REQUIRED TASK -> Restate the entire listing word for word.

—————

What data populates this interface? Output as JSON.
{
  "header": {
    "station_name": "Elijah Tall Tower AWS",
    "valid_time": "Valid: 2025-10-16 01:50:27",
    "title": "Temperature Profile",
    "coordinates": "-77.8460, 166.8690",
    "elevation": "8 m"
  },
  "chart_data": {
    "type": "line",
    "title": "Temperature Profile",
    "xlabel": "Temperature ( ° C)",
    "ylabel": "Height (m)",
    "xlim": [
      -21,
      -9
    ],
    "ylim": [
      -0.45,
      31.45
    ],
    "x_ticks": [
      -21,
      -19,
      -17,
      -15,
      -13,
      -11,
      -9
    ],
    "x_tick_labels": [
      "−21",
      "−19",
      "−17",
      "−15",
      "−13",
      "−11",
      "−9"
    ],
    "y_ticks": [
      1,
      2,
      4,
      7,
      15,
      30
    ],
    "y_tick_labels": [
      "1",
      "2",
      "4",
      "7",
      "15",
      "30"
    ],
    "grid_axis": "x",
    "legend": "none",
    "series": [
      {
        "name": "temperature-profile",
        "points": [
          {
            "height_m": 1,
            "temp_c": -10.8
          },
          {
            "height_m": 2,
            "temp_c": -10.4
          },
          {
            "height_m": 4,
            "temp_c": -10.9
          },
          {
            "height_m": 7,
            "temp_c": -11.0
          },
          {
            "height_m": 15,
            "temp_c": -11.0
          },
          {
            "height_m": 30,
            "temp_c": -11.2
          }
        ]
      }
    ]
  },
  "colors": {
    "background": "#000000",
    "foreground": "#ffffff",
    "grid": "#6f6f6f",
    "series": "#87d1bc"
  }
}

—————

EXPECTED ANSWER ->
What data populates this interface? Output as JSON.
{
  "header": {
    "station_name": "Elijah Tall Tower AWS",
    "valid_time": "Valid: 2025-10-16 01:50:27",
    "title": "Temperature Profile",
    "coordinates": "-77.8460, 166.8690",
    "elevation": "8 m"
  },
  "chart_data": {
    "type": "line",
    "title": "Temperature Profile",
    "xlabel": "Temperature ( ° C)",
    "ylabel": "Height (m)",
    "xlim": [
      -21,
      -9
    ],
    "ylim": [
      -0.45,
      31.45
    ],
    "x_ticks": [
      -21,
      -19,
      -17,
      -15,
      -13,
      -11,
      -9
    ],
    "x_tick_labels": [
      "−21",
      "−19",
      "−17",
      "−15",
      "−13",
      "−11",
      "−9"
    ],
    "y_ticks": [
      1,
      2,
      4,
      7,
      15,
      30
    ],
    "y_tick_labels": [
      "1",
      "2",
      "4",
      "7",
      "15",
      "30"
    ],
    "grid_axis": "x",
    "legend": "none",
    "series": [
      {
        "name": "temperature-profile",
        "points": [
          {
            "height_m": 1,
            "temp_c": -10.8
          },
          {
            "height_m": 2,
            "temp_c": -10.4
          },
          {
            "height_m": 4,
            "temp_c": -10.9
          },
          {
            "height_m": 7,
            "temp_c": -11.0
          },
          {
            "height_m": 15,
            "temp_c": -11.0
          },
          {
            "height_m": 30,
            "temp_c": -11.2
          }
        ]
      }
    ]
  },
  "colors": {
    "background": "#000000",
    "foreground": "#ffffff",
    "grid": "#6f6f6f",
    "series": "#87d1bc"
  }
}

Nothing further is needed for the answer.